** start **

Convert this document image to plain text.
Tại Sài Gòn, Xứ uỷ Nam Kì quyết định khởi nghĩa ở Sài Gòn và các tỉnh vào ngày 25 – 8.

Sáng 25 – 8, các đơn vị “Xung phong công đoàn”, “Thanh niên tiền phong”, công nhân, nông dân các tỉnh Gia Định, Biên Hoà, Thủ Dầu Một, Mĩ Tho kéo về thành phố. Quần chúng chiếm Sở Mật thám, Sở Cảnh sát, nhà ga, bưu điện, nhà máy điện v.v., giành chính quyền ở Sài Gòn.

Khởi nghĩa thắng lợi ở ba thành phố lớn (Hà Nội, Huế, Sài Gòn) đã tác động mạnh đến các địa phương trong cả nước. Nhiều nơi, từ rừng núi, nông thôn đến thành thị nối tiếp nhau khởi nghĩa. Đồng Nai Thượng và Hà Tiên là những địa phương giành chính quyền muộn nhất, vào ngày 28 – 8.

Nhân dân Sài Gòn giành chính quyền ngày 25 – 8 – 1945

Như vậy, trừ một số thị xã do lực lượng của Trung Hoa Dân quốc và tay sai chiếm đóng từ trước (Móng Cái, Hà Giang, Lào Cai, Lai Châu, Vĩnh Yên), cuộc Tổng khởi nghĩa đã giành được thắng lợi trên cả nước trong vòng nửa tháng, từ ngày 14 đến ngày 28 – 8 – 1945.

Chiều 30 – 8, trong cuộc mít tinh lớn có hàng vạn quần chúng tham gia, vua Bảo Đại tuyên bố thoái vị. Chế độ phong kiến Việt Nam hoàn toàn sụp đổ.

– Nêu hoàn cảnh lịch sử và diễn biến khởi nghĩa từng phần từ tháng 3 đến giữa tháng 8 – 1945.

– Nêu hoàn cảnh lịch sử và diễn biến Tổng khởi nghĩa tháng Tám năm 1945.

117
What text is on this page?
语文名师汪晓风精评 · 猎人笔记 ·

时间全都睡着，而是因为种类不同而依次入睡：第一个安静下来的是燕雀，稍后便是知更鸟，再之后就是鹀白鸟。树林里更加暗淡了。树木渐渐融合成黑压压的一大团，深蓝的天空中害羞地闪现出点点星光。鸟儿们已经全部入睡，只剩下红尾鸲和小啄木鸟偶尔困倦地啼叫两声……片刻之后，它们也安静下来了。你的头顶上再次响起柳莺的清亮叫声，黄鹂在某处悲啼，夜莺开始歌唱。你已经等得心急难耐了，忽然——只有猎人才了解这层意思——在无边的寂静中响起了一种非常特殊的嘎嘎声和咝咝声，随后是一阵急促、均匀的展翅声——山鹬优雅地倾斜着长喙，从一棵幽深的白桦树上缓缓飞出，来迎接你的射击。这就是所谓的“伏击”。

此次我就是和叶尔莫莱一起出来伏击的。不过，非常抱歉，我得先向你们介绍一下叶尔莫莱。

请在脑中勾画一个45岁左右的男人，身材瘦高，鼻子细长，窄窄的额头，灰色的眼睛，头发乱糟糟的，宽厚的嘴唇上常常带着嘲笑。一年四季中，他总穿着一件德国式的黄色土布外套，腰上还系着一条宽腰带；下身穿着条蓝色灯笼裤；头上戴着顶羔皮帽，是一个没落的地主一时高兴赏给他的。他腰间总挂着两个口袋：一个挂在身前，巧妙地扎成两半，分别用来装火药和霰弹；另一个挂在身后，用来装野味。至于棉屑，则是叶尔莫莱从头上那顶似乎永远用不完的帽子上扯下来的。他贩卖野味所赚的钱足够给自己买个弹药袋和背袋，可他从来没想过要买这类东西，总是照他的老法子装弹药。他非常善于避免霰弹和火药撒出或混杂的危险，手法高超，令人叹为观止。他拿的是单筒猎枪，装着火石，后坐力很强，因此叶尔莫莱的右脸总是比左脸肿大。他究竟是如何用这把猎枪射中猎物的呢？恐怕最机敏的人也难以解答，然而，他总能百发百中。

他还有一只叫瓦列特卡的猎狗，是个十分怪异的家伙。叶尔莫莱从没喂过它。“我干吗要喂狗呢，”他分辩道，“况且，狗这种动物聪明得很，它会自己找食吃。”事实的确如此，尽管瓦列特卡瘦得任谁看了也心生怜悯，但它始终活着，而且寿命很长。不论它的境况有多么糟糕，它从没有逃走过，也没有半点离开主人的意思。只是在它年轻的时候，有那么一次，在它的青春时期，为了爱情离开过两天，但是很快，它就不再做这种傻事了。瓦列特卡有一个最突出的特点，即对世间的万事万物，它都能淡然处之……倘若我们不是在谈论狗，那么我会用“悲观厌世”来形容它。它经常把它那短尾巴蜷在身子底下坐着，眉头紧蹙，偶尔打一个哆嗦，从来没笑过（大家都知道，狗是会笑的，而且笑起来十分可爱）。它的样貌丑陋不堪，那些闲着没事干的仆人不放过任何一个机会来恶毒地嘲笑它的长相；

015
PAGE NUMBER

** end **

* **WHAT TO PRODUCE**:
Scan the material and collect every line that contains "Tổng".

* **WRITTEN RESPONSE**:
Như vậy, trừ một số thị xã do lực lượng của Trung Hoa Dân quốc và tay sai chiếm đóng từ trước (Móng Cái, Hà Giang, Lào Cai, Lai Châu, Vĩnh Yên), cuộc Tổng khởi nghĩa đã giành được thắng lợi trên cả nước trong vòng nửa tháng, từ ngày 14 đến ngày 28 – 8 – 1945.
– Nêu hoàn cảnh lịch sử và diễn biến Tổng khởi nghĩa tháng Tám năm 1945.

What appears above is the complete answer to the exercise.